>> BEGIN RECORDS SHOWN
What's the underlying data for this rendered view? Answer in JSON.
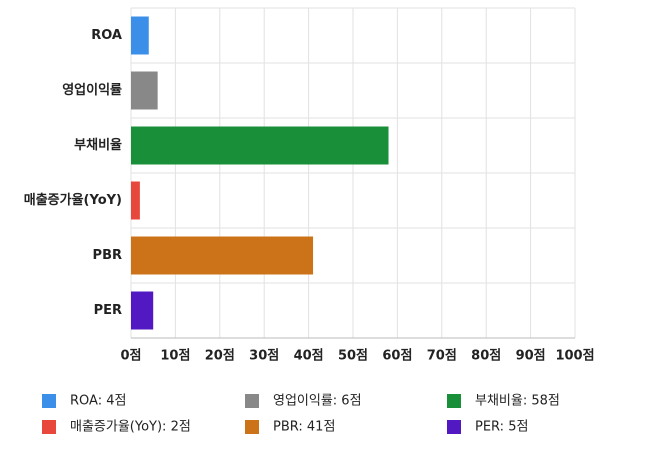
{
  "chart_data": {
    "type": "bar",
    "orientation": "horizontal",
    "categories": [
      "ROA",
      "영업이익률",
      "부채비율",
      "매출증가율(YoY)",
      "PBR",
      "PER"
    ],
    "values": [
      4,
      6,
      58,
      2,
      41,
      5
    ],
    "colors": [
      "#3b8fe8",
      "#888888",
      "#1a8f3a",
      "#e8483b",
      "#cc7319",
      "#5219c2"
    ],
    "legend_labels": [
      "ROA: 4점",
      "영업이익률: 6점",
      "부채비율: 58점",
      "매출증가율(YoY): 2점",
      "PBR: 41점",
      "PER: 5점"
    ],
    "xlim": [
      0,
      100
    ],
    "xticks": [
      {
        "value": 0,
        "label": "0점"
      },
      {
        "value": 10,
        "label": "10점"
      },
      {
        "value": 20,
        "label": "20점"
      },
      {
        "value": 30,
        "label": "30점"
      },
      {
        "value": 40,
        "label": "40점"
      },
      {
        "value": 50,
        "label": "50점"
      },
      {
        "value": 60,
        "label": "60점"
      },
      {
        "value": 70,
        "label": "70점"
      },
      {
        "value": 80,
        "label": "80점"
      },
      {
        "value": 90,
        "label": "90점"
      },
      {
        "value": 100,
        "label": "100점"
      }
    ],
    "grid": true
  }
}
>> END RECORDS SHOWN
- [EXERCISE INSTRUCTIONS]: Leave the pictures out, and transcribe each of the records exactly.

- [WORKED SOLUTION]:
What's the underlying data for this rendered view? Answer in JSON.
{
  "chart_data": {
    "type": "bar",
    "orientation": "horizontal",
    "categories": [
      "ROA",
      "영업이익률",
      "부채비율",
      "매출증가율(YoY)",
      "PBR",
      "PER"
    ],
    "values": [
      4,
      6,
      58,
      2,
      41,
      5
    ],
    "colors": [
      "#3b8fe8",
      "#888888",
      "#1a8f3a",
      "#e8483b",
      "#cc7319",
      "#5219c2"
    ],
    "legend_labels": [
      "ROA: 4점",
      "영업이익률: 6점",
      "부채비율: 58점",
      "매출증가율(YoY): 2점",
      "PBR: 41점",
      "PER: 5점"
    ],
    "xlim": [
      0,
      100
    ],
    "xticks": [
      {
        "value": 0,
        "label": "0점"
      },
      {
        "value": 10,
        "label": "10점"
      },
      {
        "value": 20,
        "label": "20점"
      },
      {
        "value": 30,
        "label": "30점"
      },
      {
        "value": 40,
        "label": "40점"
      },
      {
        "value": 50,
        "label": "50점"
      },
      {
        "value": 60,
        "label": "60점"
      },
      {
        "value": 70,
        "label": "70점"
      },
      {
        "value": 80,
        "label": "80점"
      },
      {
        "value": 90,
        "label": "90점"
      },
      {
        "value": 100,
        "label": "100점"
      }
    ],
    "grid": true
  }
}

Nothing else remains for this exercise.